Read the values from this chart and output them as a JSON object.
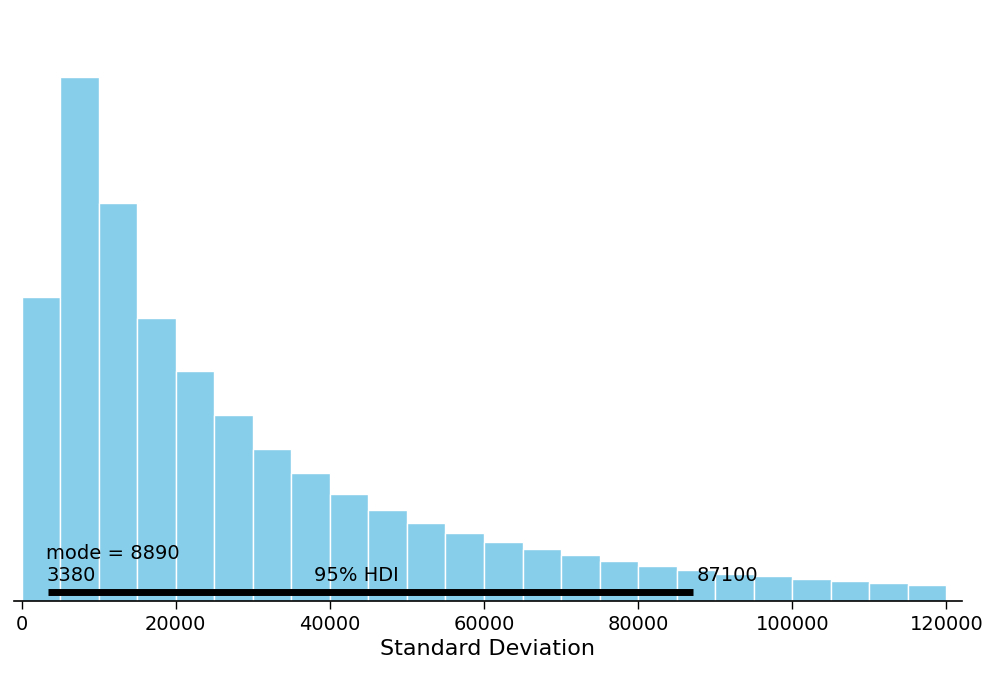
{
  "title": "",
  "xlabel": "Standard Deviation",
  "bar_color": "#87CEEB",
  "bar_edge_color": "white",
  "background_color": "white",
  "xlim": [
    -1000,
    122000
  ],
  "mode_value": 8890,
  "hdi_lower": 3380,
  "hdi_upper": 87100,
  "hdi_label": "95% HDI",
  "bin_width": 5000,
  "bin_starts": [
    0,
    5000,
    10000,
    15000,
    20000,
    25000,
    30000,
    35000,
    40000,
    45000,
    50000,
    55000,
    60000,
    65000,
    70000,
    75000,
    80000,
    85000,
    90000,
    95000,
    100000,
    105000,
    110000,
    115000
  ],
  "bar_heights": [
    0.58,
    1.0,
    0.76,
    0.54,
    0.44,
    0.355,
    0.29,
    0.245,
    0.205,
    0.175,
    0.15,
    0.13,
    0.113,
    0.1,
    0.088,
    0.077,
    0.068,
    0.06,
    0.053,
    0.048,
    0.043,
    0.039,
    0.035,
    0.032
  ],
  "hdi_linewidth": 5,
  "tick_fontsize": 14,
  "label_fontsize": 16,
  "annotation_fontsize": 14,
  "xticks": [
    0,
    20000,
    40000,
    60000,
    80000,
    100000,
    120000
  ],
  "xtick_labels": [
    "0",
    "20000",
    "40000",
    "60000",
    "80000",
    "100000",
    "120000"
  ]
}
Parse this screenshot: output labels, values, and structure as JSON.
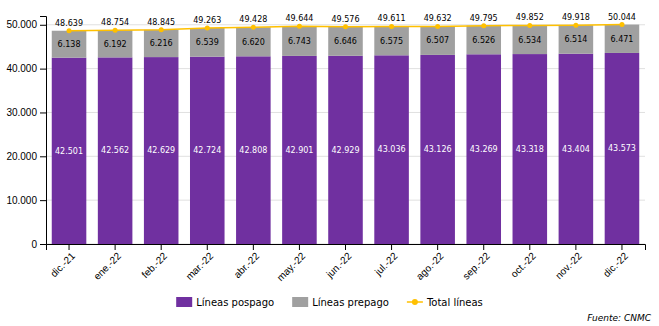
{
  "chart_data": {
    "type": "bar",
    "stacked": true,
    "data_labels": true,
    "grid": true,
    "legend": "bottom",
    "categories": [
      "dic.-21",
      "ene.-22",
      "feb.-22",
      "mar.-22",
      "abr.-22",
      "may.-22",
      "jun.-22",
      "jul.-22",
      "ago.-22",
      "sep.-22",
      "oct.-22",
      "nov.-22",
      "dic.-22"
    ],
    "series": [
      {
        "name": "Líneas pospago",
        "type": "bar",
        "color": "#7030a0",
        "values": [
          42501,
          42562,
          42629,
          42724,
          42808,
          42901,
          42929,
          43036,
          43126,
          43269,
          43318,
          43404,
          43573
        ],
        "value_labels": [
          "42.501",
          "42.562",
          "42.629",
          "42.724",
          "42.808",
          "42.901",
          "42.929",
          "43.036",
          "43.126",
          "43.269",
          "43.318",
          "43.404",
          "43.573"
        ]
      },
      {
        "name": "Líneas prepago",
        "type": "bar",
        "color": "#a0a0a0",
        "values": [
          6138,
          6192,
          6216,
          6539,
          6620,
          6743,
          6646,
          6575,
          6507,
          6526,
          6534,
          6514,
          6471
        ],
        "value_labels": [
          "6.138",
          "6.192",
          "6.216",
          "6.539",
          "6.620",
          "6.743",
          "6.646",
          "6.575",
          "6.507",
          "6.526",
          "6.534",
          "6.514",
          "6.471"
        ]
      },
      {
        "name": "Total líneas",
        "type": "line",
        "color": "#ffc000",
        "marker": "circle",
        "values": [
          48639,
          48754,
          48845,
          49263,
          49428,
          49644,
          49576,
          49611,
          49632,
          49795,
          49852,
          49918,
          50044
        ],
        "value_labels": [
          "48.639",
          "48.754",
          "48.845",
          "49.263",
          "49.428",
          "49.644",
          "49.576",
          "49.611",
          "49.632",
          "49.795",
          "49.852",
          "49.918",
          "50.044"
        ]
      }
    ],
    "ylim": [
      0,
      52000
    ],
    "yticks": [
      0,
      {
        "value": 10000,
        "label": "10.000"
      },
      {
        "value": 20000,
        "label": "20.000"
      },
      {
        "value": 30000,
        "label": "30.000"
      },
      {
        "value": 40000,
        "label": "40.000"
      },
      {
        "value": 50000,
        "label": "50.000"
      }
    ],
    "annotations": [
      "Fuente: CNMC"
    ]
  }
}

□ □ □ □ □

**WHAT YOU NEED TO DO**
Find every line in the records that contains the word "this"; copy those lines.

**FULL OUTPUT**
Read the values from this chart and output them as a JSON object.
Parse this screenshot: output labels, values, and structure as JSON.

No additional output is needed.